Aim: Search the records below for the word "ONSHORE". Pull out each line that has it.

>> begin

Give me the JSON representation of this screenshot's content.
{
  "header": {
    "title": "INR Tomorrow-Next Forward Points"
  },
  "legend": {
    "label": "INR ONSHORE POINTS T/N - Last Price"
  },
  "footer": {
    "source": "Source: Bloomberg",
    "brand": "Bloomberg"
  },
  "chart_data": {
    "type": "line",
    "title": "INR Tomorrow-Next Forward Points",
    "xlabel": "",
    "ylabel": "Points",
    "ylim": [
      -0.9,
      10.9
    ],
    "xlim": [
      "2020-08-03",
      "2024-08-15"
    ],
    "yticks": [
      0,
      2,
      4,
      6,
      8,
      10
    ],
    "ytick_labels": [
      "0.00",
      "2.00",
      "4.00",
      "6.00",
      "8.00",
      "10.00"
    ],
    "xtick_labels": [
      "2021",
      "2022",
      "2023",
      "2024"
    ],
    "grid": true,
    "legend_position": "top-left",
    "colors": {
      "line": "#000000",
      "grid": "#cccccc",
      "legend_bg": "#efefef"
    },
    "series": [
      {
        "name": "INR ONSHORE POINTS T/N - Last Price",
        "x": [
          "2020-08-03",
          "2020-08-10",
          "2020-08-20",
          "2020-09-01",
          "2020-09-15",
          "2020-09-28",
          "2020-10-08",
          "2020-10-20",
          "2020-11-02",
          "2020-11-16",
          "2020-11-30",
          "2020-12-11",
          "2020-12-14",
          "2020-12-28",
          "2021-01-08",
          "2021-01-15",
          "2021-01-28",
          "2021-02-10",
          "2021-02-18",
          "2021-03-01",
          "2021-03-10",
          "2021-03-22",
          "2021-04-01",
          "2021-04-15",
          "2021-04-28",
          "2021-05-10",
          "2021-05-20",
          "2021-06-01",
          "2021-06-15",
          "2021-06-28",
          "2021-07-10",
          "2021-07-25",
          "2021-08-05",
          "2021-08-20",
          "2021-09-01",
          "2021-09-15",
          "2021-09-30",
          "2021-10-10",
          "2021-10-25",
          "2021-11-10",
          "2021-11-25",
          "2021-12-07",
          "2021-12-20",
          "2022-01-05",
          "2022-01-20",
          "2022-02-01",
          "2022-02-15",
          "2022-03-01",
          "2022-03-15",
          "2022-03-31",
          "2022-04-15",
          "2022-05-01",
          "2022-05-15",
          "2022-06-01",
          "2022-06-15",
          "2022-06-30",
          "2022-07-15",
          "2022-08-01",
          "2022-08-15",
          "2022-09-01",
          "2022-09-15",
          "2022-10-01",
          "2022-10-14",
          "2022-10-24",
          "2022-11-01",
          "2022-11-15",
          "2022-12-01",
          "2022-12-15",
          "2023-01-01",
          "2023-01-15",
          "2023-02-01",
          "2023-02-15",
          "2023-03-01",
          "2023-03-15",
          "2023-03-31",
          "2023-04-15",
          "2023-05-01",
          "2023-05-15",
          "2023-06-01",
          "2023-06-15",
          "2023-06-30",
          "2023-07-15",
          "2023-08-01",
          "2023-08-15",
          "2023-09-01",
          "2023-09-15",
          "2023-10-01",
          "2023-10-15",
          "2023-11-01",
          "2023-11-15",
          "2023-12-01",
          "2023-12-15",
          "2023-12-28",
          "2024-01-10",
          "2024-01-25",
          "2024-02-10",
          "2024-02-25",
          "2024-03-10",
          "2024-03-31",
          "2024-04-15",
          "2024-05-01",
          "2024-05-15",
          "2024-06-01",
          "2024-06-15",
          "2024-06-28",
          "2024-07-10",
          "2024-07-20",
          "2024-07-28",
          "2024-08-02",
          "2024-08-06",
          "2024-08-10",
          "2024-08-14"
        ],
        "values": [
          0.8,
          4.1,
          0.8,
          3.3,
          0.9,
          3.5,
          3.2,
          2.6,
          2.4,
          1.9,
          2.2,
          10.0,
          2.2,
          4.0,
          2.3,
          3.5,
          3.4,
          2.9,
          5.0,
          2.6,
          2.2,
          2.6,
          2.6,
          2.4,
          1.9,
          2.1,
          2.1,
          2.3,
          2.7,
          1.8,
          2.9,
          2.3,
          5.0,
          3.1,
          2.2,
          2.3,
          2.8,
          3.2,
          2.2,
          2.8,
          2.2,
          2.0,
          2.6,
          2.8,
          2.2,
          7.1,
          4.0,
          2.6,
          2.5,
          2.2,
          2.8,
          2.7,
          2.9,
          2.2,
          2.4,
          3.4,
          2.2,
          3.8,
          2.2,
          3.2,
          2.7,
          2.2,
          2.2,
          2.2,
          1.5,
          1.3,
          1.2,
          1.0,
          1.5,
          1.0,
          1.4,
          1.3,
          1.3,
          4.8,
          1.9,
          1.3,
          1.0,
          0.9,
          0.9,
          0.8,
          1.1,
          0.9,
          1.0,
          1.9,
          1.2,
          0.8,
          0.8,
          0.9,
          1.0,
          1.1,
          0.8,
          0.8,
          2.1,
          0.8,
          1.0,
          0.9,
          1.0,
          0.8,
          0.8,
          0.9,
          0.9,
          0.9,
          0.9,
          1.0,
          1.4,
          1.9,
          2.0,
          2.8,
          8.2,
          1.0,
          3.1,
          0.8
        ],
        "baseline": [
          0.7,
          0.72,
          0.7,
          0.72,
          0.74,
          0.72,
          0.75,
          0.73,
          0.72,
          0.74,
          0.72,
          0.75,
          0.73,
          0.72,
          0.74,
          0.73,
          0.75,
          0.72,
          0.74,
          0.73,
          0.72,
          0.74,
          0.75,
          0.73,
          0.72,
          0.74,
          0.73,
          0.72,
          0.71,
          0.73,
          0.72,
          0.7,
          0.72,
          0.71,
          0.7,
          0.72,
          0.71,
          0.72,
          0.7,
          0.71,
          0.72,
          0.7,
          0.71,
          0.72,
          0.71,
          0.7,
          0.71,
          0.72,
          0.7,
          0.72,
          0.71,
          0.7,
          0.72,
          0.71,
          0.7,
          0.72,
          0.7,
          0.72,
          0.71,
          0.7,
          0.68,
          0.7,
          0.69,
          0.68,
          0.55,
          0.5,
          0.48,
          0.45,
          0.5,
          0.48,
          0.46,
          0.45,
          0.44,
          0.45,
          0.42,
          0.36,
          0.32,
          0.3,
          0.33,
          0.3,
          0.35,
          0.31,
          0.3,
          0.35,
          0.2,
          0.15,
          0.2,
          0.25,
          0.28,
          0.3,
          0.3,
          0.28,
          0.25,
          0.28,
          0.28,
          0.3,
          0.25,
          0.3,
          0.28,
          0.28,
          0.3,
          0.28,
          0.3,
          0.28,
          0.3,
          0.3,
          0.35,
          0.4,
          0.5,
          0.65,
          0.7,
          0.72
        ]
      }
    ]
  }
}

>> end

Worked solution:
    "label": "INR ONSHORE POINTS T/N - Last Price"
        "name": "INR ONSHORE POINTS T/N - Last Price",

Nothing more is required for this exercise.